#### The exercise
Write out the material again word for word, dropping any images it holds.

Dataset rows about figures
— BEGIN —

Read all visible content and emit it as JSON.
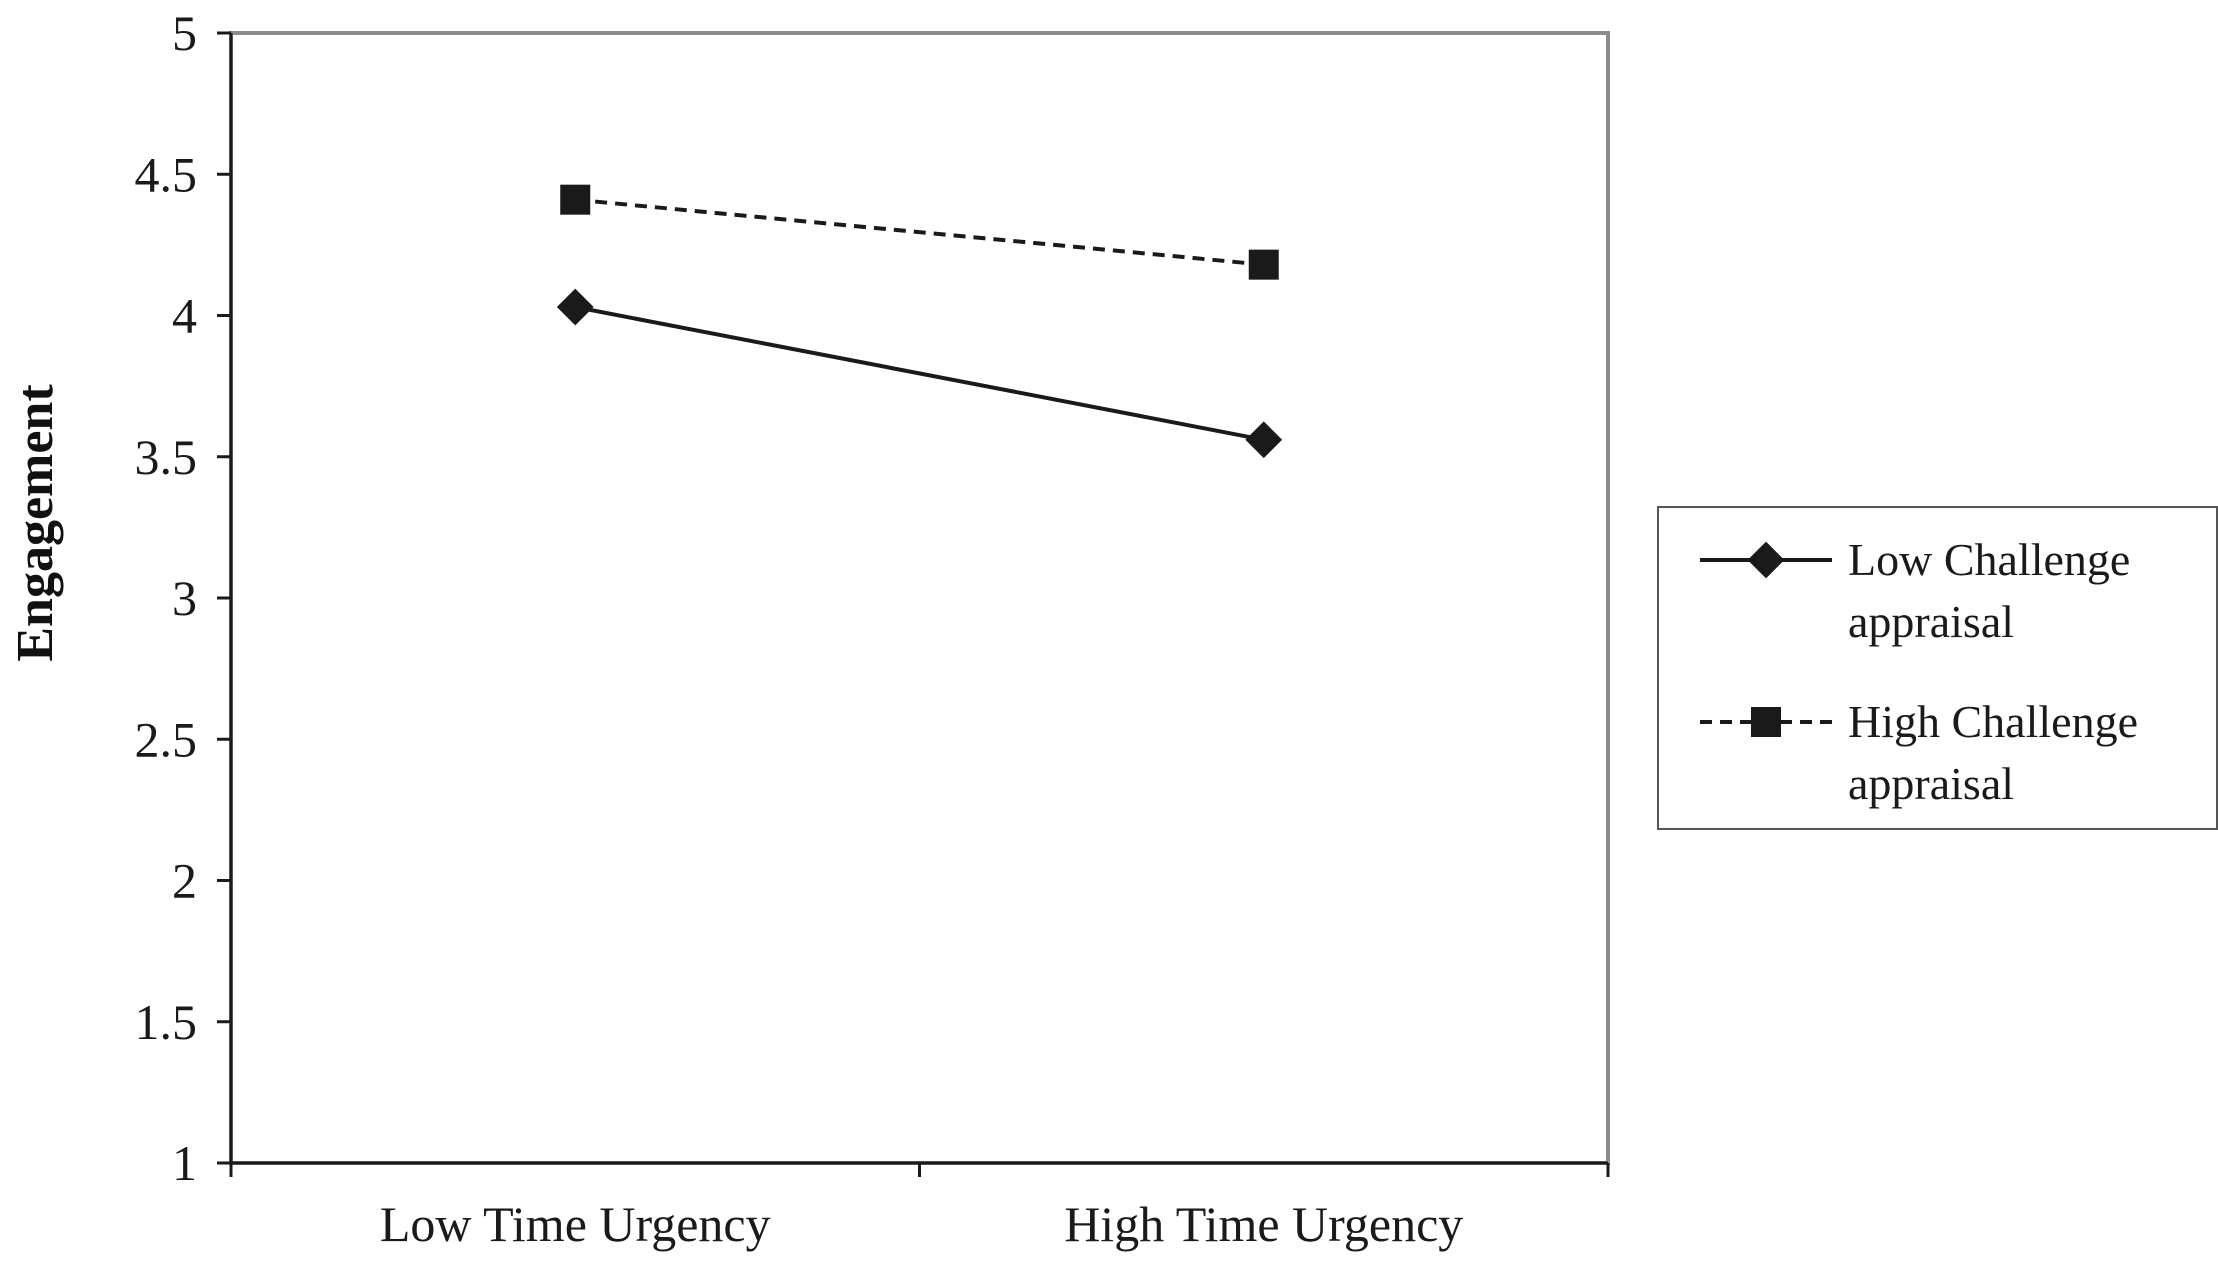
{
  "chart_data": {
    "type": "line",
    "categories": [
      "Low Time Urgency",
      "High Time Urgency"
    ],
    "ylabel": "Engagement",
    "ylim": [
      1,
      5
    ],
    "yticks": [
      "1",
      "1.5",
      "2",
      "2.5",
      "3",
      "3.5",
      "4",
      "4.5",
      "5"
    ],
    "grid": false,
    "legend_position": "right",
    "series": [
      {
        "name_lines": [
          "Low Challenge",
          "appraisal"
        ],
        "values": [
          4.03,
          3.56
        ],
        "line_style": "solid",
        "marker": "diamond",
        "color": "#1a1a1a"
      },
      {
        "name_lines": [
          "High Challenge",
          "appraisal"
        ],
        "values": [
          4.41,
          4.18
        ],
        "line_style": "dashed",
        "marker": "square",
        "color": "#1a1a1a"
      }
    ]
  }
}
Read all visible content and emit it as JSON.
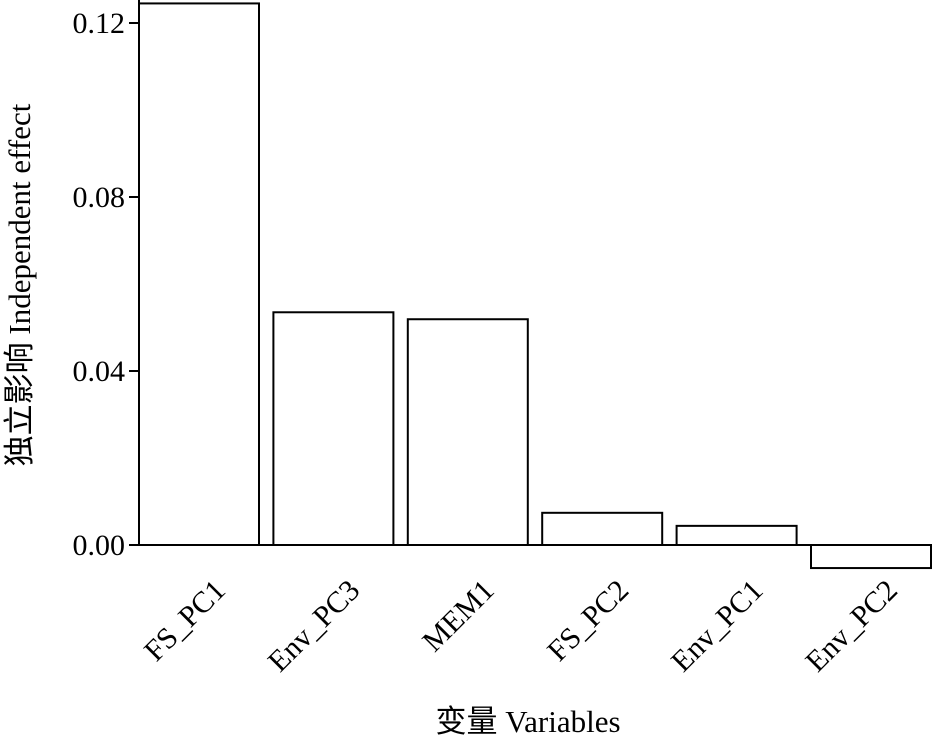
{
  "chart_data": {
    "type": "bar",
    "title": "",
    "xlabel": "变量  Variables",
    "ylabel": "独立影响 Independent effect",
    "categories": [
      "FS_PC1",
      "Env_PC3",
      "MEM1",
      "FS_PC2",
      "Env_PC1",
      "Env_PC2"
    ],
    "values": [
      0.1245,
      0.0535,
      0.0519,
      0.0074,
      0.0044,
      -0.0053
    ],
    "yticks": [
      "0.00",
      "0.04",
      "0.08",
      "0.12"
    ],
    "ylim": [
      -0.0065,
      0.126
    ],
    "grid": false,
    "bar_fill": "#ffffff",
    "bar_stroke": "#000000"
  }
}
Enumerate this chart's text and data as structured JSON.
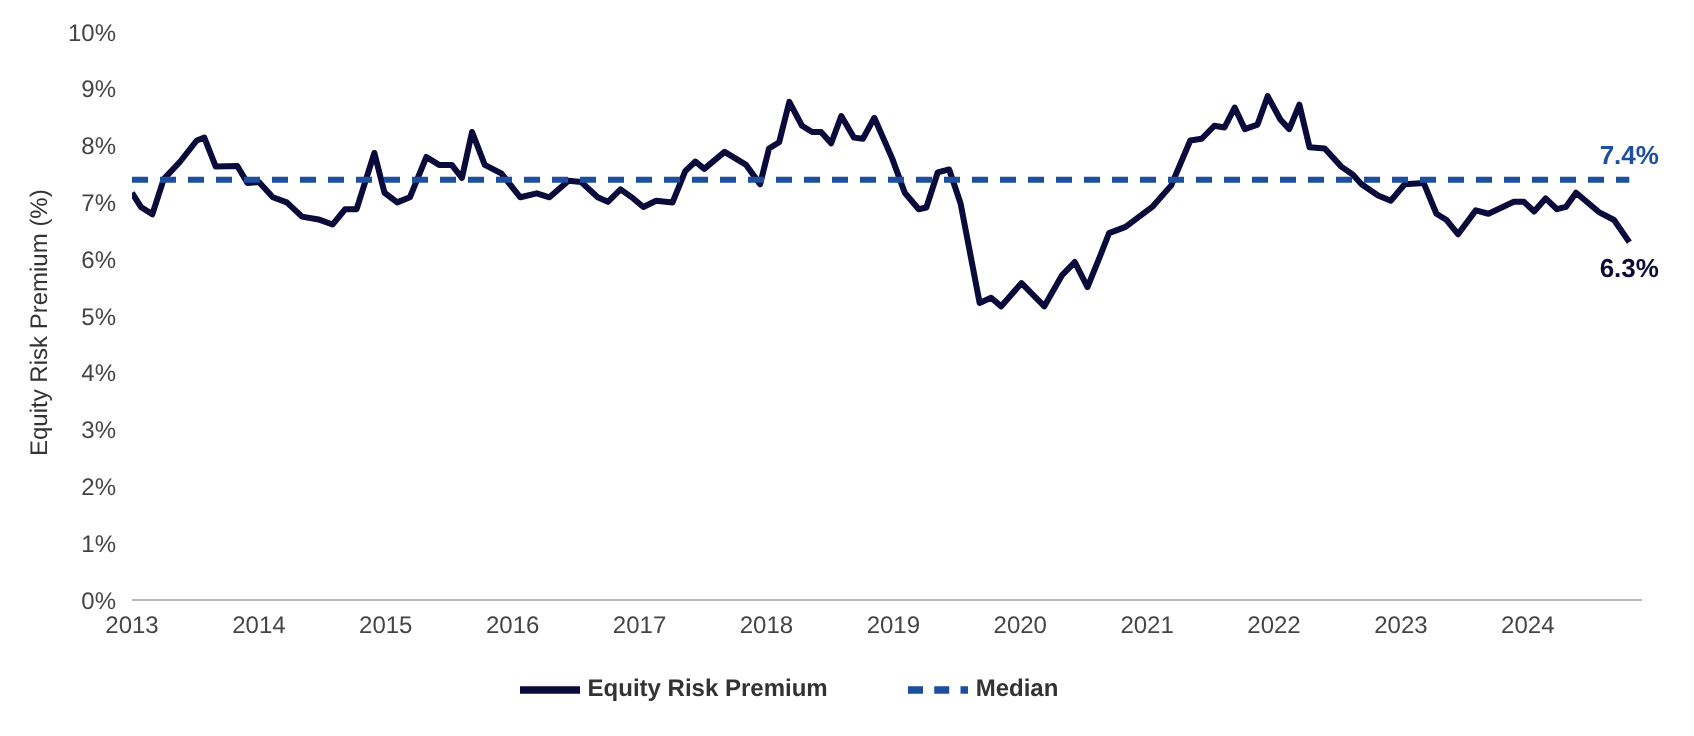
{
  "chart_data": {
    "type": "line",
    "ylabel": "Equity Risk Premium (%)",
    "xlim": [
      2013,
      2024.9
    ],
    "xticks": [
      2013,
      2014,
      2015,
      2016,
      2017,
      2018,
      2019,
      2020,
      2021,
      2022,
      2023,
      2024
    ],
    "ylim": [
      0,
      10
    ],
    "yticks": [
      {
        "value": 0,
        "label": "0%"
      },
      {
        "value": 1,
        "label": "1%"
      },
      {
        "value": 2,
        "label": "2%"
      },
      {
        "value": 3,
        "label": "3%"
      },
      {
        "value": 4,
        "label": "4%"
      },
      {
        "value": 5,
        "label": "5%"
      },
      {
        "value": 6,
        "label": "6%"
      },
      {
        "value": 7,
        "label": "7%"
      },
      {
        "value": 8,
        "label": "8%"
      },
      {
        "value": 9,
        "label": "9%"
      },
      {
        "value": 10,
        "label": "10%"
      }
    ],
    "grid": false,
    "legend": "bottom",
    "marker": "none",
    "series": [
      {
        "name": "Equity Risk Premium",
        "color": "#0b0b3b",
        "line_style": "solid",
        "x": [
          2013.0,
          2013.07,
          2013.16,
          2013.25,
          2013.38,
          2013.51,
          2013.57,
          2013.66,
          2013.83,
          2013.91,
          2014.0,
          2014.11,
          2014.22,
          2014.34,
          2014.47,
          2014.58,
          2014.68,
          2014.77,
          2014.91,
          2014.99,
          2015.09,
          2015.19,
          2015.32,
          2015.42,
          2015.52,
          2015.6,
          2015.68,
          2015.78,
          2015.91,
          2016.06,
          2016.19,
          2016.29,
          2016.44,
          2016.54,
          2016.67,
          2016.75,
          2016.85,
          2016.95,
          2017.03,
          2017.13,
          2017.26,
          2017.36,
          2017.44,
          2017.51,
          2017.67,
          2017.84,
          2017.95,
          2018.02,
          2018.1,
          2018.18,
          2018.28,
          2018.36,
          2018.43,
          2018.51,
          2018.59,
          2018.69,
          2018.76,
          2018.85,
          2018.99,
          2019.09,
          2019.2,
          2019.26,
          2019.35,
          2019.44,
          2019.53,
          2019.68,
          2019.77,
          2019.85,
          2020.01,
          2020.19,
          2020.33,
          2020.43,
          2020.53,
          2020.63,
          2020.7,
          2020.83,
          2021.04,
          2021.19,
          2021.34,
          2021.43,
          2021.53,
          2021.61,
          2021.69,
          2021.77,
          2021.87,
          2021.95,
          2022.05,
          2022.12,
          2022.2,
          2022.28,
          2022.4,
          2022.53,
          2022.62,
          2022.69,
          2022.82,
          2022.92,
          2023.03,
          2023.18,
          2023.28,
          2023.36,
          2023.45,
          2023.59,
          2023.69,
          2023.89,
          2023.97,
          2024.05,
          2024.14,
          2024.23,
          2024.3,
          2024.38,
          2024.56,
          2024.68,
          2024.8
        ],
        "values": [
          7.17,
          6.92,
          6.79,
          7.41,
          7.72,
          8.09,
          8.14,
          7.63,
          7.64,
          7.34,
          7.36,
          7.09,
          7.0,
          6.75,
          6.7,
          6.61,
          6.88,
          6.88,
          7.87,
          7.17,
          7.0,
          7.09,
          7.8,
          7.66,
          7.66,
          7.43,
          8.24,
          7.66,
          7.51,
          7.09,
          7.16,
          7.09,
          7.38,
          7.36,
          7.09,
          7.01,
          7.23,
          7.07,
          6.92,
          7.03,
          7.0,
          7.55,
          7.72,
          7.59,
          7.89,
          7.66,
          7.32,
          7.95,
          8.06,
          8.77,
          8.35,
          8.24,
          8.24,
          8.04,
          8.52,
          8.14,
          8.12,
          8.49,
          7.78,
          7.17,
          6.88,
          6.91,
          7.53,
          7.58,
          6.98,
          5.23,
          5.32,
          5.17,
          5.58,
          5.17,
          5.72,
          5.95,
          5.51,
          6.06,
          6.46,
          6.57,
          6.92,
          7.3,
          8.09,
          8.12,
          8.35,
          8.32,
          8.67,
          8.29,
          8.37,
          8.87,
          8.46,
          8.29,
          8.72,
          7.97,
          7.95,
          7.63,
          7.49,
          7.32,
          7.12,
          7.03,
          7.32,
          7.34,
          6.8,
          6.69,
          6.44,
          6.86,
          6.8,
          7.01,
          7.01,
          6.84,
          7.07,
          6.88,
          6.92,
          7.17,
          6.83,
          6.69,
          6.3
        ]
      },
      {
        "name": "Median",
        "color": "#1d4f9e",
        "line_style": "dashed",
        "x": [
          2013.0,
          2024.8
        ],
        "values": [
          7.4,
          7.4
        ]
      }
    ],
    "annotations": [
      {
        "text": "7.4%",
        "x": 2024.8,
        "y": 7.4
      },
      {
        "text": "6.3%",
        "x": 2024.8,
        "y": 6.3
      }
    ]
  }
}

— END —

#### Written solution
Read all visible content and emit it as JSON.
{
  "chart_data": {
    "type": "line",
    "categories": [
      "Low Time Urgency",
      "High Time Urgency"
    ],
    "ylabel": "Engagement",
    "ylim": [
      1,
      5
    ],
    "yticks": [
      "1",
      "1.5",
      "2",
      "2.5",
      "3",
      "3.5",
      "4",
      "4.5",
      "5"
    ],
    "grid": false,
    "legend_position": "right",
    "series": [
      {
        "name_lines": [
          "Low Challenge",
          "appraisal"
        ],
        "values": [
          4.03,
          3.56
        ],
        "line_style": "solid",
        "marker": "diamond",
        "color": "#1a1a1a"
      },
      {
        "name_lines": [
          "High Challenge",
          "appraisal"
        ],
        "values": [
          4.41,
          4.18
        ],
        "line_style": "dashed",
        "marker": "square",
        "color": "#1a1a1a"
      }
    ]
  }
}
Read all visible content and emit it as JSON.
{
  "chart_data": {
    "type": "bar",
    "title": "",
    "xlabel": "变量  Variables",
    "ylabel": "独立影响 Independent effect",
    "categories": [
      "FS_PC1",
      "Env_PC3",
      "MEM1",
      "FS_PC2",
      "Env_PC1",
      "Env_PC2"
    ],
    "values": [
      0.1245,
      0.0535,
      0.0519,
      0.0074,
      0.0044,
      -0.0053
    ],
    "yticks": [
      "0.00",
      "0.04",
      "0.08",
      "0.12"
    ],
    "ylim": [
      -0.0065,
      0.126
    ],
    "grid": false,
    "bar_fill": "#ffffff",
    "bar_stroke": "#000000"
  }
}
Enumerate this chart's text and data as structured JSON.
{
  "chart_data": {
    "type": "line",
    "ylabel": "Equity Risk Premium (%)",
    "xlim": [
      2013,
      2024.9
    ],
    "xticks": [
      2013,
      2014,
      2015,
      2016,
      2017,
      2018,
      2019,
      2020,
      2021,
      2022,
      2023,
      2024
    ],
    "ylim": [
      0,
      10
    ],
    "yticks": [
      {
        "value": 0,
        "label": "0%"
      },
      {
        "value": 1,
        "label": "1%"
      },
      {
        "value": 2,
        "label": "2%"
      },
      {
        "value": 3,
        "label": "3%"
      },
      {
        "value": 4,
        "label": "4%"
      },
      {
        "value": 5,
        "label": "5%"
      },
      {
        "value": 6,
        "label": "6%"
      },
      {
        "value": 7,
        "label": "7%"
      },
      {
        "value": 8,
        "label": "8%"
      },
      {
        "value": 9,
        "label": "9%"
      },
      {
        "value": 10,
        "label": "10%"
      }
    ],
    "grid": false,
    "legend": "bottom",
    "marker": "none",
    "series": [
      {
        "name": "Equity Risk Premium",
        "color": "#0b0b3b",
        "line_style": "solid",
        "x": [
          2013.0,
          2013.07,
          2013.16,
          2013.25,
          2013.38,
          2013.51,
          2013.57,
          2013.66,
          2013.83,
          2013.91,
          2014.0,
          2014.11,
          2014.22,
          2014.34,
          2014.47,
          2014.58,
          2014.68,
          2014.77,
          2014.91,
          2014.99,
          2015.09,
          2015.19,
          2015.32,
          2015.42,
          2015.52,
          2015.6,
          2015.68,
          2015.78,
          2015.91,
          2016.06,
          2016.19,
          2016.29,
          2016.44,
          2016.54,
          2016.67,
          2016.75,
          2016.85,
          2016.95,
          2017.03,
          2017.13,
          2017.26,
          2017.36,
          2017.44,
          2017.51,
          2017.67,
          2017.84,
          2017.95,
          2018.02,
          2018.1,
          2018.18,
          2018.28,
          2018.36,
          2018.43,
          2018.51,
          2018.59,
          2018.69,
          2018.76,
          2018.85,
          2018.99,
          2019.09,
          2019.2,
          2019.26,
          2019.35,
          2019.44,
          2019.53,
          2019.68,
          2019.77,
          2019.85,
          2020.01,
          2020.19,
          2020.33,
          2020.43,
          2020.53,
          2020.63,
          2020.7,
          2020.83,
          2021.04,
          2021.19,
          2021.34,
          2021.43,
          2021.53,
          2021.61,
          2021.69,
          2021.77,
          2021.87,
          2021.95,
          2022.05,
          2022.12,
          2022.2,
          2022.28,
          2022.4,
          2022.53,
          2022.62,
          2022.69,
          2022.82,
          2022.92,
          2023.03,
          2023.18,
          2023.28,
          2023.36,
          2023.45,
          2023.59,
          2023.69,
          2023.89,
          2023.97,
          2024.05,
          2024.14,
          2024.23,
          2024.3,
          2024.38,
          2024.56,
          2024.68,
          2024.8
        ],
        "values": [
          7.17,
          6.92,
          6.79,
          7.41,
          7.72,
          8.09,
          8.14,
          7.63,
          7.64,
          7.34,
          7.36,
          7.09,
          7.0,
          6.75,
          6.7,
          6.61,
          6.88,
          6.88,
          7.87,
          7.17,
          7.0,
          7.09,
          7.8,
          7.66,
          7.66,
          7.43,
          8.24,
          7.66,
          7.51,
          7.09,
          7.16,
          7.09,
          7.38,
          7.36,
          7.09,
          7.01,
          7.23,
          7.07,
          6.92,
          7.03,
          7.0,
          7.55,
          7.72,
          7.59,
          7.89,
          7.66,
          7.32,
          7.95,
          8.06,
          8.77,
          8.35,
          8.24,
          8.24,
          8.04,
          8.52,
          8.14,
          8.12,
          8.49,
          7.78,
          7.17,
          6.88,
          6.91,
          7.53,
          7.58,
          6.98,
          5.23,
          5.32,
          5.17,
          5.58,
          5.17,
          5.72,
          5.95,
          5.51,
          6.06,
          6.46,
          6.57,
          6.92,
          7.3,
          8.09,
          8.12,
          8.35,
          8.32,
          8.67,
          8.29,
          8.37,
          8.87,
          8.46,
          8.29,
          8.72,
          7.97,
          7.95,
          7.63,
          7.49,
          7.32,
          7.12,
          7.03,
          7.32,
          7.34,
          6.8,
          6.69,
          6.44,
          6.86,
          6.8,
          7.01,
          7.01,
          6.84,
          7.07,
          6.88,
          6.92,
          7.17,
          6.83,
          6.69,
          6.3
        ]
      },
      {
        "name": "Median",
        "color": "#1d4f9e",
        "line_style": "dashed",
        "x": [
          2013.0,
          2024.8
        ],
        "values": [
          7.4,
          7.4
        ]
      }
    ],
    "annotations": [
      {
        "text": "7.4%",
        "x": 2024.8,
        "y": 7.4
      },
      {
        "text": "6.3%",
        "x": 2024.8,
        "y": 6.3
      }
    ]
  }
}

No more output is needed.